EXERCISE REQUIREMENTS
Any picture among the records should be left out, please; retype the rest exactly.

(Lines of data)
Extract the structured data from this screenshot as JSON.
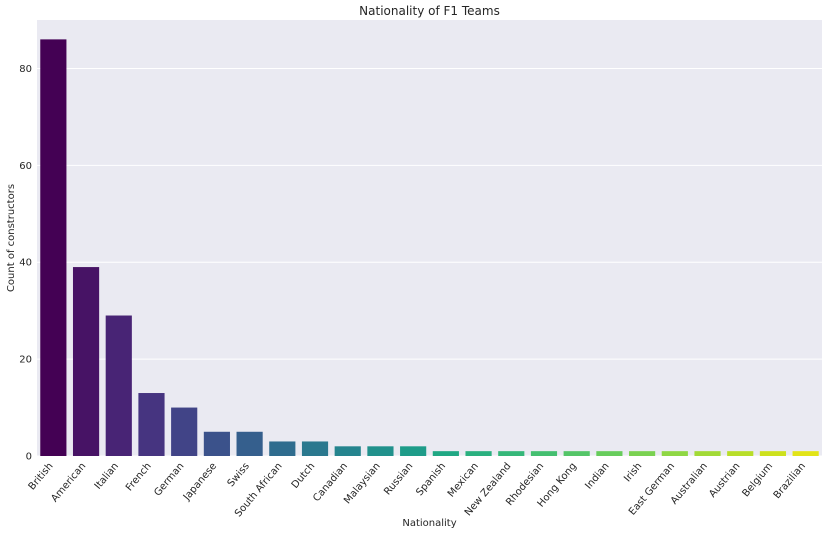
{
  "chart_data": {
    "type": "bar",
    "title": "Nationality of F1 Teams",
    "xlabel": "Nationality",
    "ylabel": "Count of constructors",
    "categories": [
      "British",
      "American",
      "Italian",
      "French",
      "German",
      "Japanese",
      "Swiss",
      "South African",
      "Dutch",
      "Canadian",
      "Malaysian",
      "Russian",
      "Spanish",
      "Mexican",
      "New Zealand",
      "Rhodesian",
      "Hong Kong",
      "Indian",
      "Irish",
      "East German",
      "Australian",
      "Austrian",
      "Belgium",
      "Brazilian"
    ],
    "values": [
      86,
      39,
      29,
      13,
      10,
      5,
      5,
      3,
      3,
      2,
      2,
      2,
      1,
      1,
      1,
      1,
      1,
      1,
      1,
      1,
      1,
      1,
      1,
      1
    ],
    "ylim": [
      0,
      90
    ],
    "yticks": [
      0,
      20,
      40,
      60,
      80
    ],
    "grid": true,
    "legend": "none",
    "palette": "viridis",
    "colors": [
      "#440154",
      "#471365",
      "#482475",
      "#463480",
      "#414487",
      "#3b528b",
      "#355f8d",
      "#2f6c8e",
      "#2a788e",
      "#25848e",
      "#21918c",
      "#1e9c89",
      "#20a884",
      "#2ab07f",
      "#35b779",
      "#44bf70",
      "#54c568",
      "#67cc5c",
      "#7ad151",
      "#8fd744",
      "#a2da37",
      "#b8de29",
      "#cde11d",
      "#e2e418"
    ],
    "background": "#eaeaf2",
    "gridline_color": "#ffffff"
  }
}
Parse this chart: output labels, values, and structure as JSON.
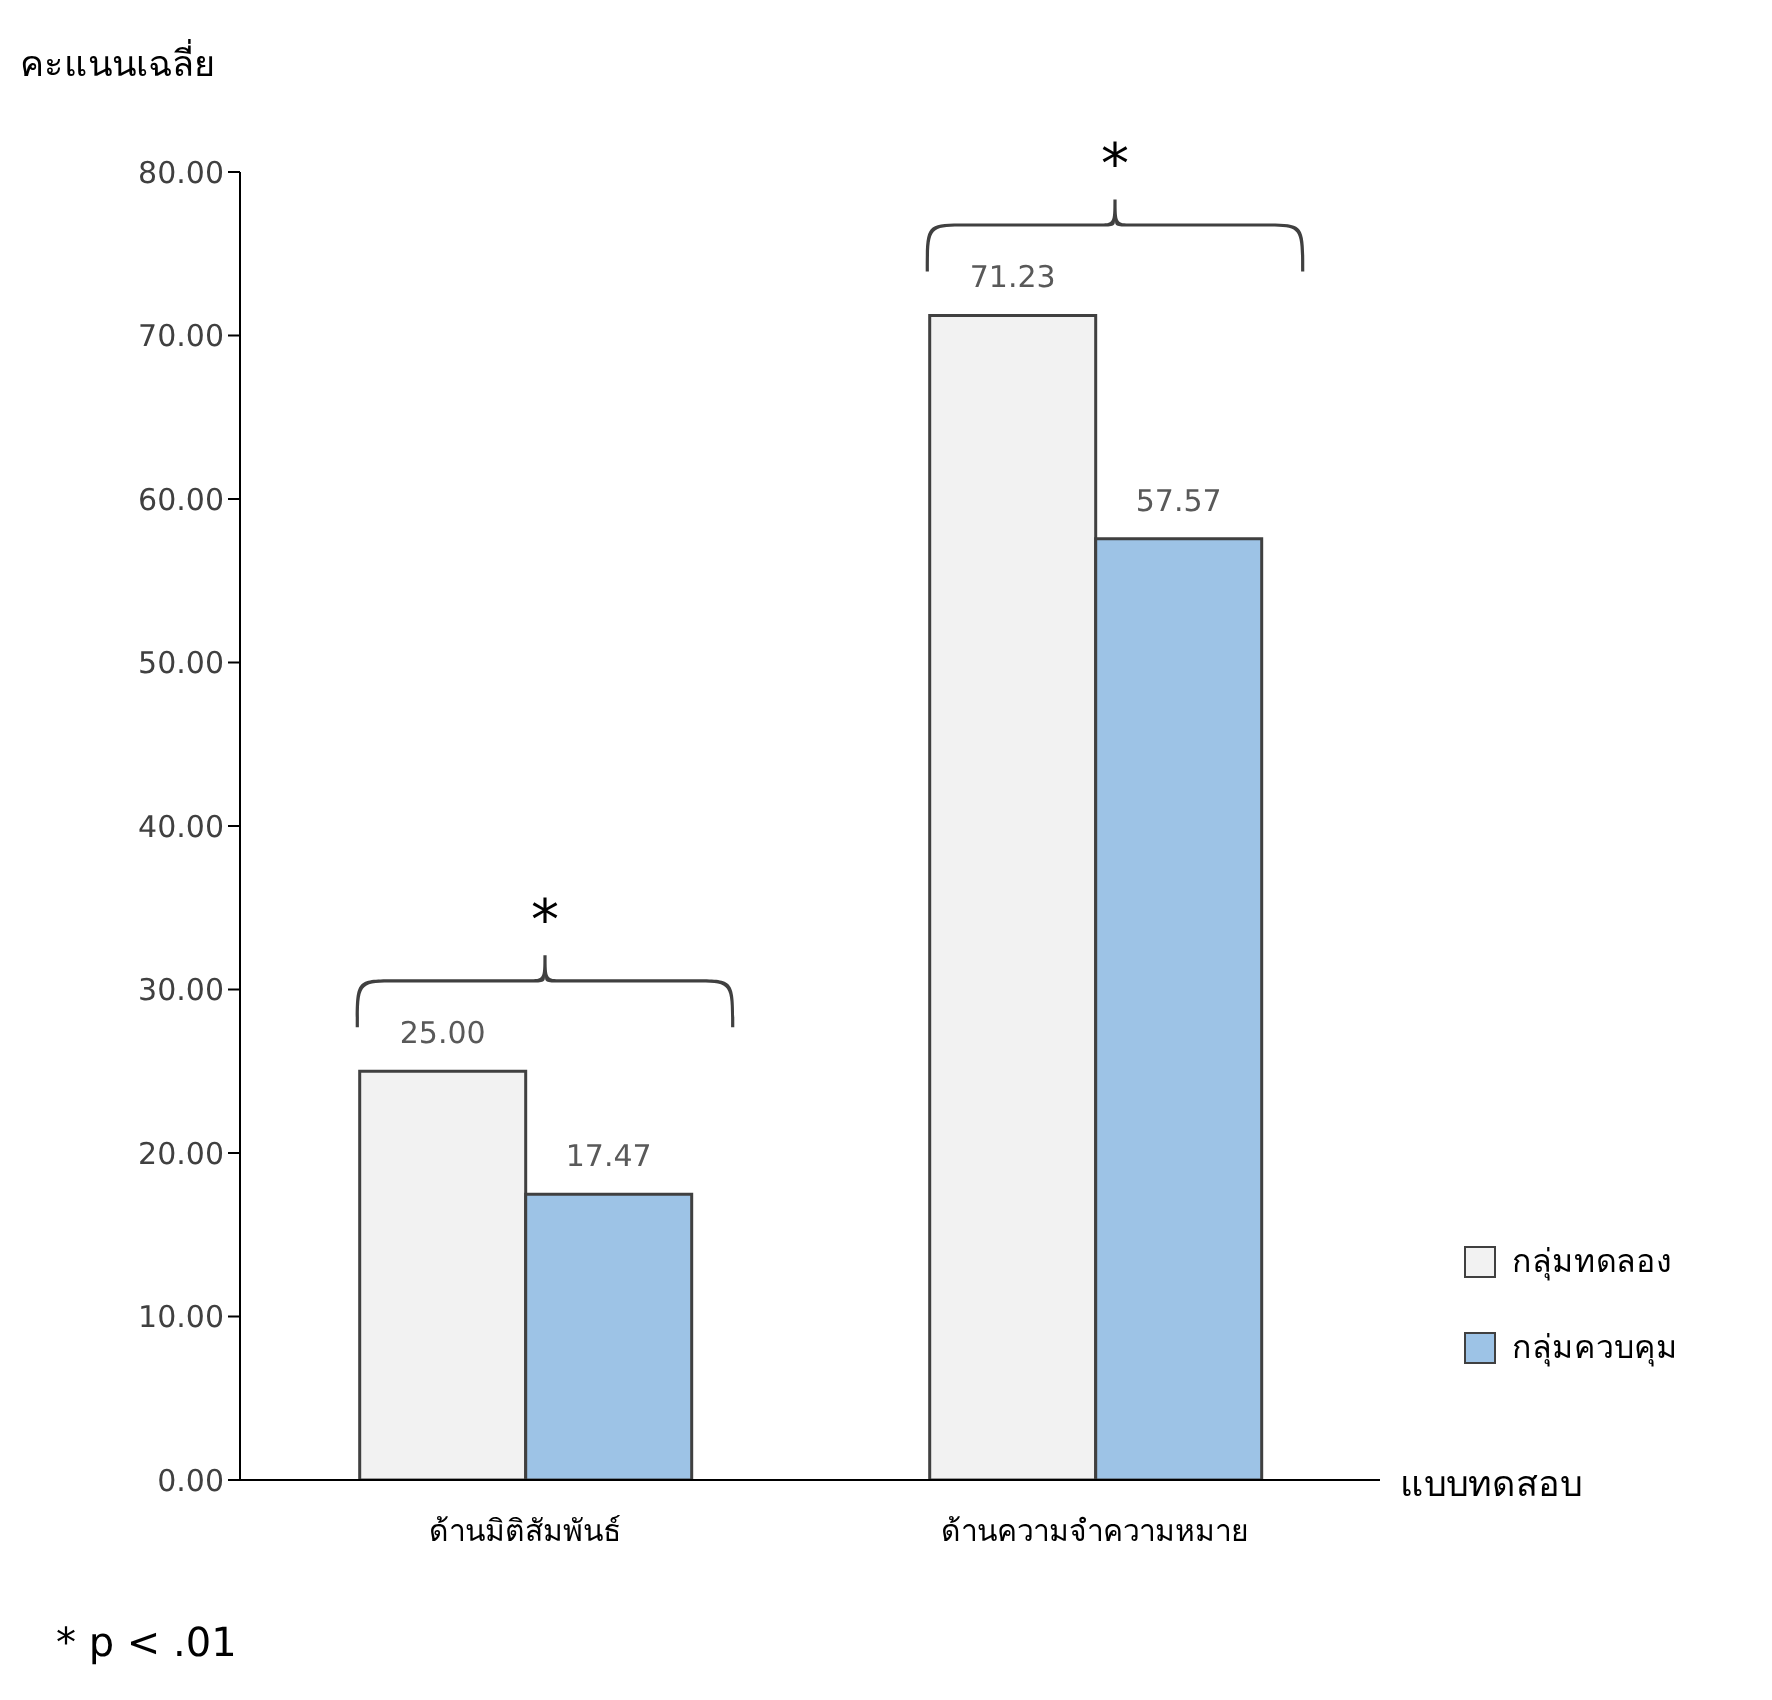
{
  "chart_data": {
    "type": "bar",
    "ylabel": "คะแนนเฉลี่ย",
    "xlabel": "แบบทดสอบ",
    "categories": [
      "ด้านมิติสัมพันธ์",
      "ด้านความจำความหมาย"
    ],
    "series": [
      {
        "name": "กลุ่มทดลอง",
        "color": "#f2f2f2",
        "values": [
          25.0,
          71.23
        ],
        "value_labels": [
          "25.00",
          "71.23"
        ]
      },
      {
        "name": "กลุ่มควบคุม",
        "color": "#9dc3e6",
        "values": [
          17.47,
          57.57
        ],
        "value_labels": [
          "17.47",
          "57.57"
        ]
      }
    ],
    "ylim": [
      0,
      80
    ],
    "yticks": [
      {
        "value": 0,
        "label": "0.00"
      },
      {
        "value": 10,
        "label": "10.00"
      },
      {
        "value": 20,
        "label": "20.00"
      },
      {
        "value": 30,
        "label": "30.00"
      },
      {
        "value": 40,
        "label": "40.00"
      },
      {
        "value": 50,
        "label": "50.00"
      },
      {
        "value": 60,
        "label": "60.00"
      },
      {
        "value": 70,
        "label": "70.00"
      },
      {
        "value": 80,
        "label": "80.00"
      }
    ],
    "legend": "right",
    "annotations": [
      "*",
      "*",
      "* p < .01"
    ]
  }
}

RESPONSE TO THE TASK
Extract the structured data from this screenshot as JSON.
{
  "chart_data": {
    "type": "bar",
    "title": "Nationality of F1 Teams",
    "xlabel": "Nationality",
    "ylabel": "Count of constructors",
    "categories": [
      "British",
      "American",
      "Italian",
      "French",
      "German",
      "Japanese",
      "Swiss",
      "South African",
      "Dutch",
      "Canadian",
      "Malaysian",
      "Russian",
      "Spanish",
      "Mexican",
      "New Zealand",
      "Rhodesian",
      "Hong Kong",
      "Indian",
      "Irish",
      "East German",
      "Australian",
      "Austrian",
      "Belgium",
      "Brazilian"
    ],
    "values": [
      86,
      39,
      29,
      13,
      10,
      5,
      5,
      3,
      3,
      2,
      2,
      2,
      1,
      1,
      1,
      1,
      1,
      1,
      1,
      1,
      1,
      1,
      1,
      1
    ],
    "ylim": [
      0,
      90
    ],
    "yticks": [
      0,
      20,
      40,
      60,
      80
    ],
    "grid": true,
    "legend": "none",
    "palette": "viridis",
    "colors": [
      "#440154",
      "#471365",
      "#482475",
      "#463480",
      "#414487",
      "#3b528b",
      "#355f8d",
      "#2f6c8e",
      "#2a788e",
      "#25848e",
      "#21918c",
      "#1e9c89",
      "#20a884",
      "#2ab07f",
      "#35b779",
      "#44bf70",
      "#54c568",
      "#67cc5c",
      "#7ad151",
      "#8fd744",
      "#a2da37",
      "#b8de29",
      "#cde11d",
      "#e2e418"
    ],
    "background": "#eaeaf2",
    "gridline_color": "#ffffff"
  }
}
Parse this chart: output labels, values, and structure as JSON.
{
  "chart_data": {
    "type": "bar",
    "ylabel": "คะแนนเฉลี่ย",
    "xlabel": "แบบทดสอบ",
    "categories": [
      "ด้านมิติสัมพันธ์",
      "ด้านความจำความหมาย"
    ],
    "series": [
      {
        "name": "กลุ่มทดลอง",
        "color": "#f2f2f2",
        "values": [
          25.0,
          71.23
        ],
        "value_labels": [
          "25.00",
          "71.23"
        ]
      },
      {
        "name": "กลุ่มควบคุม",
        "color": "#9dc3e6",
        "values": [
          17.47,
          57.57
        ],
        "value_labels": [
          "17.47",
          "57.57"
        ]
      }
    ],
    "ylim": [
      0,
      80
    ],
    "yticks": [
      {
        "value": 0,
        "label": "0.00"
      },
      {
        "value": 10,
        "label": "10.00"
      },
      {
        "value": 20,
        "label": "20.00"
      },
      {
        "value": 30,
        "label": "30.00"
      },
      {
        "value": 40,
        "label": "40.00"
      },
      {
        "value": 50,
        "label": "50.00"
      },
      {
        "value": 60,
        "label": "60.00"
      },
      {
        "value": 70,
        "label": "70.00"
      },
      {
        "value": 80,
        "label": "80.00"
      }
    ],
    "legend": "right",
    "annotations": [
      "*",
      "*",
      "* p < .01"
    ]
  }
}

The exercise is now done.